- [Raw records]:
◆ ◆ ◆ ◆ ◆

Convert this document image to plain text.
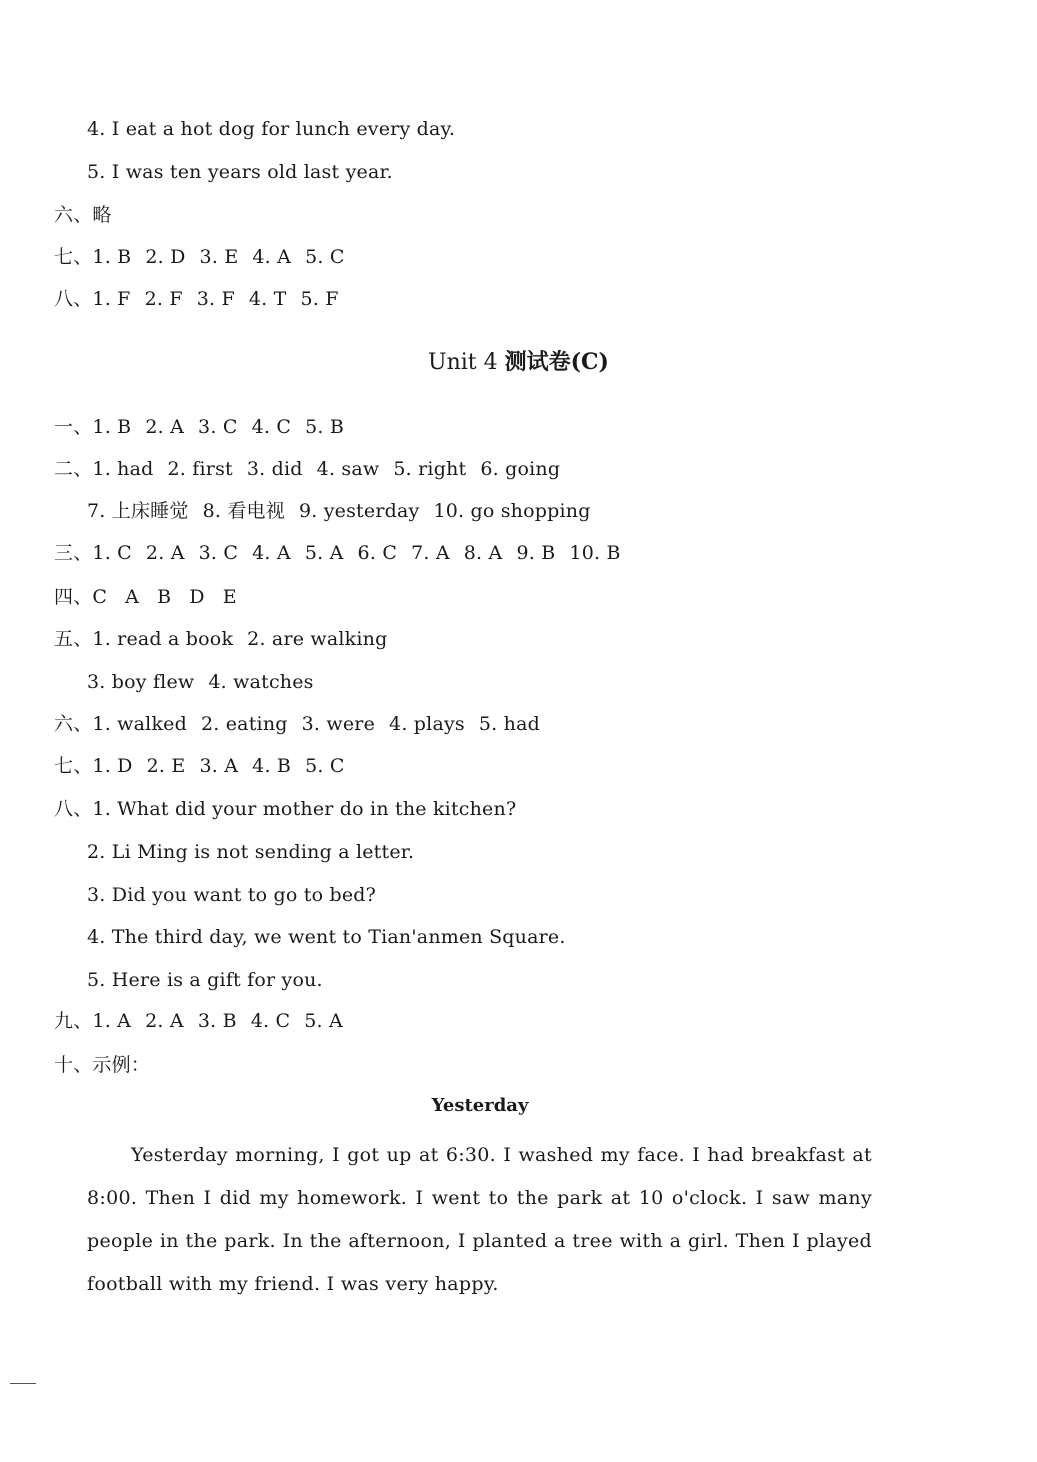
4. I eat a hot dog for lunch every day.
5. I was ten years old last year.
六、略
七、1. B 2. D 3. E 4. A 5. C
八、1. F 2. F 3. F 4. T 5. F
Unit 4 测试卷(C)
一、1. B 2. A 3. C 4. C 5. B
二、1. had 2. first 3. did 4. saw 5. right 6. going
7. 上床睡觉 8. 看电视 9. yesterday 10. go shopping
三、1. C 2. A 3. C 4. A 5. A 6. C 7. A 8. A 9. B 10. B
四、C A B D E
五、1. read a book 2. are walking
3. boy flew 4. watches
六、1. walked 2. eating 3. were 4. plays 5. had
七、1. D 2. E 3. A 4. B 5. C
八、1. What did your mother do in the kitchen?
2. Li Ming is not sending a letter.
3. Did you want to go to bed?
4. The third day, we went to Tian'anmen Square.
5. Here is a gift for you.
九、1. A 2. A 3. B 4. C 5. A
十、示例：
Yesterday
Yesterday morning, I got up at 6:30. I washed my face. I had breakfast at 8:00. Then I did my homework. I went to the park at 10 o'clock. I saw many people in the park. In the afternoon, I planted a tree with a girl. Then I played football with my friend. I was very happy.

◆ ◆ ◆ ◆ ◆

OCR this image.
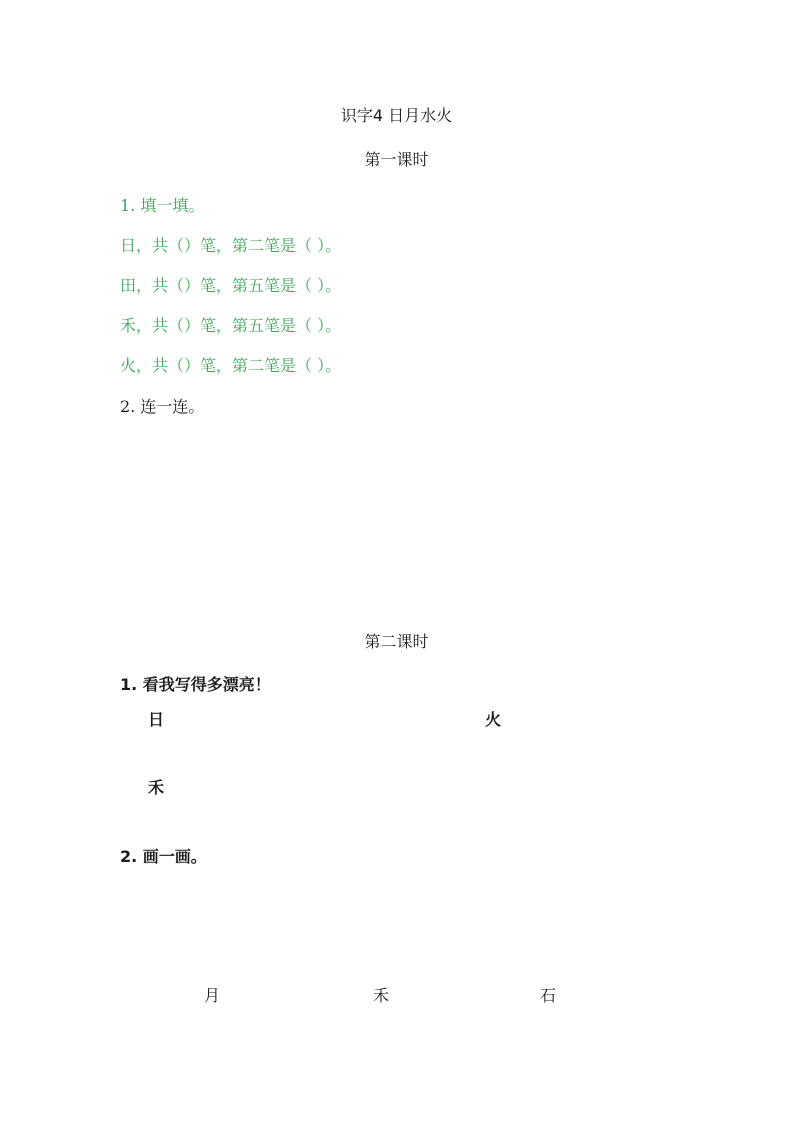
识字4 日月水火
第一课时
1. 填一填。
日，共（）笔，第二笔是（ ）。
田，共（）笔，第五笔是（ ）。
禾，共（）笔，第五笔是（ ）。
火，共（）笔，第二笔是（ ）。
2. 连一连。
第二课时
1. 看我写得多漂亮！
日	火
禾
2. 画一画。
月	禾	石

◆ ◆ ◆ ◆ ◆

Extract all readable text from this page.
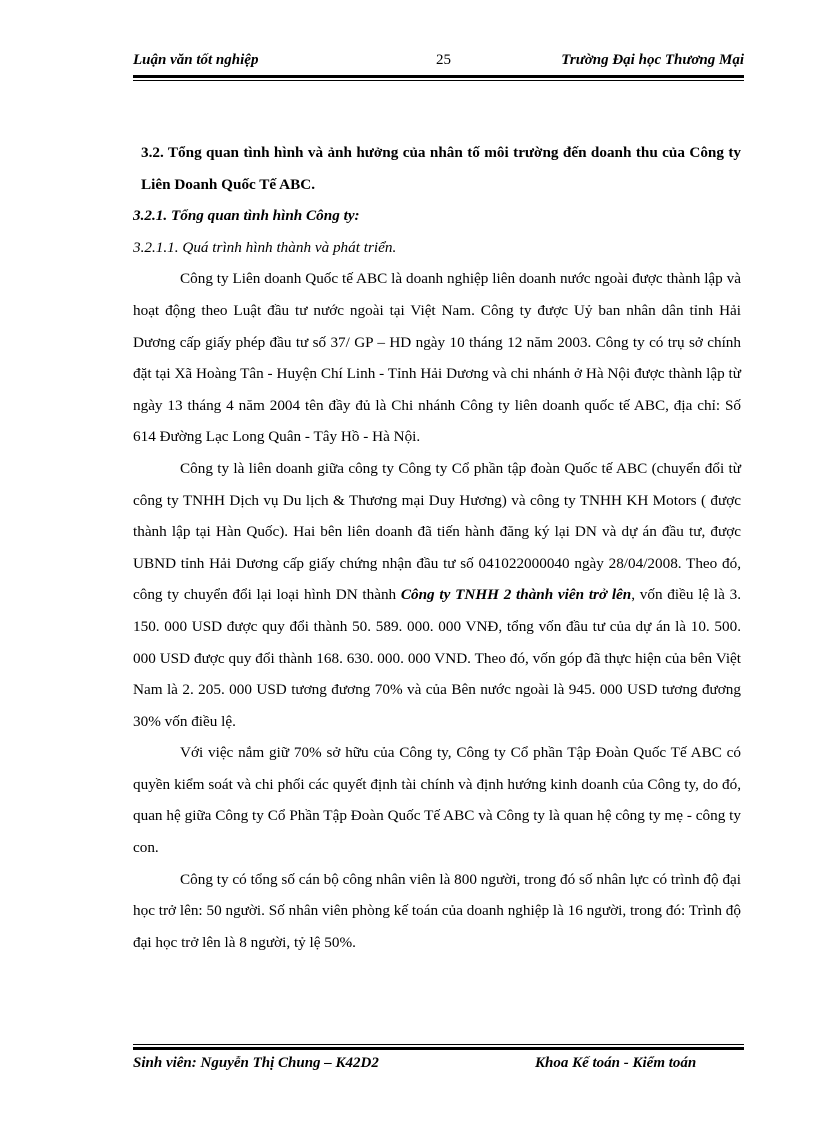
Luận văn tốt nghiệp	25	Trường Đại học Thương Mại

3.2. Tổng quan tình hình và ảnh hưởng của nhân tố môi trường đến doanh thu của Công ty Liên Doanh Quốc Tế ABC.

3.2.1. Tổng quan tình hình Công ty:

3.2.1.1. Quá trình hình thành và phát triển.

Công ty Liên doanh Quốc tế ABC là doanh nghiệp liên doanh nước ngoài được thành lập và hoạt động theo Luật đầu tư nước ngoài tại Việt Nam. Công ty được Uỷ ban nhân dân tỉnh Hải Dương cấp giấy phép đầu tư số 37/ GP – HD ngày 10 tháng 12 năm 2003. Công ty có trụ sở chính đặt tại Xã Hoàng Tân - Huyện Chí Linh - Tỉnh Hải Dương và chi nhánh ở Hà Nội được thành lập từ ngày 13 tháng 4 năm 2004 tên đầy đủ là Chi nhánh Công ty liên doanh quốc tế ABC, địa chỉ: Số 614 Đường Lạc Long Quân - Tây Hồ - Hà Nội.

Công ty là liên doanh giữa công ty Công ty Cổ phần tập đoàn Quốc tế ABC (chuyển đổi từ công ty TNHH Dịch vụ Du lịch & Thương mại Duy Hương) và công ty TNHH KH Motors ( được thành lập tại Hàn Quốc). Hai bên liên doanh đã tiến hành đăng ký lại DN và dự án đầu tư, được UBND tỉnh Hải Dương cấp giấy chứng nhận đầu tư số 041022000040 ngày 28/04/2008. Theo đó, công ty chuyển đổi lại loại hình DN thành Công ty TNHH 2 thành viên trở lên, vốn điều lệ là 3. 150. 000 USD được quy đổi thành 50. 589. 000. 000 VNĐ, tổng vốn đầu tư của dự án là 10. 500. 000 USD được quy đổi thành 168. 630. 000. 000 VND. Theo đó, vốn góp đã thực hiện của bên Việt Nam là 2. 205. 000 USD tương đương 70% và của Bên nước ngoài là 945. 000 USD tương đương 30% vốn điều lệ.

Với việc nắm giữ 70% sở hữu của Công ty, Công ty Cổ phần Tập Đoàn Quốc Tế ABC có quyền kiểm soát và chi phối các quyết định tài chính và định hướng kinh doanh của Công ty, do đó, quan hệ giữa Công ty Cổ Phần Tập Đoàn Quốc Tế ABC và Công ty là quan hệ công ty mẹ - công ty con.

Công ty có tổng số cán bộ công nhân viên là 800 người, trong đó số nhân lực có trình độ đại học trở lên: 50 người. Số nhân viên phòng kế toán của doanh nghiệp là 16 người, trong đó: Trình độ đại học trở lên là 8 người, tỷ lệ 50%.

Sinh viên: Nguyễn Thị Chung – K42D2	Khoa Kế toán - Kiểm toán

◆ ◆ ◆ ◆ ◆

Show all lines from the data above in which the word "tình" appears.

- [Response to this exercise]:
3.2. Tổng quan tình hình và ảnh hưởng của nhân tố môi trường đến doanh thu của Công ty Liên Doanh Quốc Tế ABC.
3.2.1. Tổng quan tình hình Công ty:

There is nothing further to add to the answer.